Set exercise: Write out every line of the material exactly as it appears.

↓

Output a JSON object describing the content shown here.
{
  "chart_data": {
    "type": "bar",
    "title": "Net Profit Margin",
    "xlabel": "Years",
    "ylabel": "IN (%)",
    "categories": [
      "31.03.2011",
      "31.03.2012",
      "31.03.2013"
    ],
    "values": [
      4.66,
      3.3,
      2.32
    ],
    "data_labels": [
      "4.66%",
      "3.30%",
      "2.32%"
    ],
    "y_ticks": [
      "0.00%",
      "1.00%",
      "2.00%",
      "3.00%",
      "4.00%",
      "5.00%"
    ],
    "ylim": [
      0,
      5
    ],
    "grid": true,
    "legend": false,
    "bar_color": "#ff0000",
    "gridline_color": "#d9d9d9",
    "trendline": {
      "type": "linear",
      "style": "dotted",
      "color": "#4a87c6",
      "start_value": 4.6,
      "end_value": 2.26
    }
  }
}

↑

Task solution:
Output a JSON object describing the content shown here.
{
  "chart_data": {
    "type": "bar",
    "title": "Net Profit Margin",
    "xlabel": "Years",
    "ylabel": "IN (%)",
    "categories": [
      "31.03.2011",
      "31.03.2012",
      "31.03.2013"
    ],
    "values": [
      4.66,
      3.3,
      2.32
    ],
    "data_labels": [
      "4.66%",
      "3.30%",
      "2.32%"
    ],
    "y_ticks": [
      "0.00%",
      "1.00%",
      "2.00%",
      "3.00%",
      "4.00%",
      "5.00%"
    ],
    "ylim": [
      0,
      5
    ],
    "grid": true,
    "legend": false,
    "bar_color": "#ff0000",
    "gridline_color": "#d9d9d9",
    "trendline": {
      "type": "linear",
      "style": "dotted",
      "color": "#4a87c6",
      "start_value": 4.6,
      "end_value": 2.26
    }
  }
}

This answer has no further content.